▶ _Given exercise_: Output every entry exactly, from the first line to the last.

▶ _Listed records_:

☆ ☆ ☆

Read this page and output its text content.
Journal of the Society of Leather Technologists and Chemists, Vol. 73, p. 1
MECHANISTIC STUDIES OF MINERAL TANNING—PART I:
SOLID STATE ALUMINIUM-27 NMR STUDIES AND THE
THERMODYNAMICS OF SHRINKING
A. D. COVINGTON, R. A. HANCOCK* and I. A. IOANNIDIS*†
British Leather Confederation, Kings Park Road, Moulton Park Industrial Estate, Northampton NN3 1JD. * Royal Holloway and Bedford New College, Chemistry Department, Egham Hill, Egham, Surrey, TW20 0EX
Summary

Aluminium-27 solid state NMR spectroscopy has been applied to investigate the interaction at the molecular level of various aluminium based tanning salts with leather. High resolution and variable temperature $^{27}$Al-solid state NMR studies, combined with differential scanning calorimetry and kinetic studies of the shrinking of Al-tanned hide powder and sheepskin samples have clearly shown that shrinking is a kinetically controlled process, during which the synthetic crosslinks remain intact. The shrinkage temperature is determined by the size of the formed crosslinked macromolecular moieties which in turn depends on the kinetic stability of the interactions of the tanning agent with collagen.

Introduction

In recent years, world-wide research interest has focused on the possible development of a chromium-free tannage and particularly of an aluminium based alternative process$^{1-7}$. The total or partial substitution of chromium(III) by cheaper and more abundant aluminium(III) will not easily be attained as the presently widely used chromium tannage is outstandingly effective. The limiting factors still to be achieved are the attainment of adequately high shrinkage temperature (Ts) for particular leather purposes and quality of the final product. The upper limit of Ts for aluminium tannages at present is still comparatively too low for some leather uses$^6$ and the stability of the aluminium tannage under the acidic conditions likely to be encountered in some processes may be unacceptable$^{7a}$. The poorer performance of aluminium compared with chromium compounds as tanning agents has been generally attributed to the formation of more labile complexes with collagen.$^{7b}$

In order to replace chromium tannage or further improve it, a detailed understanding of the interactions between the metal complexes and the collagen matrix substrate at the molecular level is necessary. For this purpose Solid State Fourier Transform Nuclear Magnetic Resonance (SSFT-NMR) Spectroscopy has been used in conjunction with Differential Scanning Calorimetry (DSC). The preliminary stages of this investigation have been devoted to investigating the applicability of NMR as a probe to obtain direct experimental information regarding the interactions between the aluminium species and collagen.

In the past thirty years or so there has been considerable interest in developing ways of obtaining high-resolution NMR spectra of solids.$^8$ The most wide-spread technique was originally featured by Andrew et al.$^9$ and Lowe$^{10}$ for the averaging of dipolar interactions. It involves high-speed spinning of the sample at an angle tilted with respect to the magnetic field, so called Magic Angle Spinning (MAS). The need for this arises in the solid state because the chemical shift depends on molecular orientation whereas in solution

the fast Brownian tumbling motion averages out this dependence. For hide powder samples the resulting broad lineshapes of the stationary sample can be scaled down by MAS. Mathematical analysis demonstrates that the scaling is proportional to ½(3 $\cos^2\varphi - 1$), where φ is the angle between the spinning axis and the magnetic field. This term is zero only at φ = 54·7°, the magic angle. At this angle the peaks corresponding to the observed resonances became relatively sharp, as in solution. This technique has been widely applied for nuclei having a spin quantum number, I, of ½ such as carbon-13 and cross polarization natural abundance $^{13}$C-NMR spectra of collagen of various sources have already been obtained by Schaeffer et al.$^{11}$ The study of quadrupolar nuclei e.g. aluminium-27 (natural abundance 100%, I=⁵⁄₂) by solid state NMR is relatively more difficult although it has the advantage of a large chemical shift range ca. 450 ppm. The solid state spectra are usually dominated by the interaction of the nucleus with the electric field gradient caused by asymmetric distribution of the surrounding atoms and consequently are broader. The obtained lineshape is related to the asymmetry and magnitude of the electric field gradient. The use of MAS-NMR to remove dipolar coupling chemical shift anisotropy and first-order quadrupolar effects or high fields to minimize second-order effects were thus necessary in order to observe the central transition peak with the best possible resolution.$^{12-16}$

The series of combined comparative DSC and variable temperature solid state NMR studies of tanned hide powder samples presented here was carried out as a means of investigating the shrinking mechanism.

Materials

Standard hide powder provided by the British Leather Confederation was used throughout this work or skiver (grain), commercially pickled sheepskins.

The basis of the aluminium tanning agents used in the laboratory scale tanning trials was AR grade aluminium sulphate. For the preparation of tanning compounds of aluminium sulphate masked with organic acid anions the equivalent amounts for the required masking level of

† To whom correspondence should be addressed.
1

☆ ☆ ☆

▶ _Exercise result_:
Read this page and output its text content.
Journal of the Society of Leather Technologists and Chemists, Vol. 73, p. 1
MECHANISTIC STUDIES OF MINERAL TANNING—PART I:
SOLID STATE ALUMINIUM-27 NMR STUDIES AND THE
THERMODYNAMICS OF SHRINKING
A. D. COVINGTON, R. A. HANCOCK* and I. A. IOANNIDIS*†
British Leather Confederation, Kings Park Road, Moulton Park Industrial Estate, Northampton NN3 1JD. * Royal Holloway and Bedford New College, Chemistry Department, Egham Hill, Egham, Surrey, TW20 0EX
Summary

Aluminium-27 solid state NMR spectroscopy has been applied to investigate the interaction at the molecular level of various aluminium based tanning salts with leather. High resolution and variable temperature $^{27}$Al-solid state NMR studies, combined with differential scanning calorimetry and kinetic studies of the shrinking of Al-tanned hide powder and sheepskin samples have clearly shown that shrinking is a kinetically controlled process, during which the synthetic crosslinks remain intact. The shrinkage temperature is determined by the size of the formed crosslinked macromolecular moieties which in turn depends on the kinetic stability of the interactions of the tanning agent with collagen.

Introduction

In recent years, world-wide research interest has focused on the possible development of a chromium-free tannage and particularly of an aluminium based alternative process$^{1-7}$. The total or partial substitution of chromium(III) by cheaper and more abundant aluminium(III) will not easily be attained as the presently widely used chromium tannage is outstandingly effective. The limiting factors still to be achieved are the attainment of adequately high shrinkage temperature (Ts) for particular leather purposes and quality of the final product. The upper limit of Ts for aluminium tannages at present is still comparatively too low for some leather uses$^6$ and the stability of the aluminium tannage under the acidic conditions likely to be encountered in some processes may be unacceptable$^{7a}$. The poorer performance of aluminium compared with chromium compounds as tanning agents has been generally attributed to the formation of more labile complexes with collagen.$^{7b}$

In order to replace chromium tannage or further improve it, a detailed understanding of the interactions between the metal complexes and the collagen matrix substrate at the molecular level is necessary. For this purpose Solid State Fourier Transform Nuclear Magnetic Resonance (SSFT-NMR) Spectroscopy has been used in conjunction with Differential Scanning Calorimetry (DSC). The preliminary stages of this investigation have been devoted to investigating the applicability of NMR as a probe to obtain direct experimental information regarding the interactions between the aluminium species and collagen.

In the past thirty years or so there has been considerable interest in developing ways of obtaining high-resolution NMR spectra of solids.$^8$ The most wide-spread technique was originally featured by Andrew et al.$^9$ and Lowe$^{10}$ for the averaging of dipolar interactions. It involves high-speed spinning of the sample at an angle tilted with respect to the magnetic field, so called Magic Angle Spinning (MAS). The need for this arises in the solid state because the chemical shift depends on molecular orientation whereas in solution

the fast Brownian tumbling motion averages out this dependence. For hide powder samples the resulting broad lineshapes of the stationary sample can be scaled down by MAS. Mathematical analysis demonstrates that the scaling is proportional to ½(3 $\cos^2\varphi - 1$), where φ is the angle between the spinning axis and the magnetic field. This term is zero only at φ = 54·7°, the magic angle. At this angle the peaks corresponding to the observed resonances became relatively sharp, as in solution. This technique has been widely applied for nuclei having a spin quantum number, I, of ½ such as carbon-13 and cross polarization natural abundance $^{13}$C-NMR spectra of collagen of various sources have already been obtained by Schaeffer et al.$^{11}$ The study of quadrupolar nuclei e.g. aluminium-27 (natural abundance 100%, I=⁵⁄₂) by solid state NMR is relatively more difficult although it has the advantage of a large chemical shift range ca. 450 ppm. The solid state spectra are usually dominated by the interaction of the nucleus with the electric field gradient caused by asymmetric distribution of the surrounding atoms and consequently are broader. The obtained lineshape is related to the asymmetry and magnitude of the electric field gradient. The use of MAS-NMR to remove dipolar coupling chemical shift anisotropy and first-order quadrupolar effects or high fields to minimize second-order effects were thus necessary in order to observe the central transition peak with the best possible resolution.$^{12-16}$

The series of combined comparative DSC and variable temperature solid state NMR studies of tanned hide powder samples presented here was carried out as a means of investigating the shrinking mechanism.

Materials

Standard hide powder provided by the British Leather Confederation was used throughout this work or skiver (grain), commercially pickled sheepskins.

The basis of the aluminium tanning agents used in the laboratory scale tanning trials was AR grade aluminium sulphate. For the preparation of tanning compounds of aluminium sulphate masked with organic acid anions the equivalent amounts for the required masking level of

† To whom correspondence should be addressed.
1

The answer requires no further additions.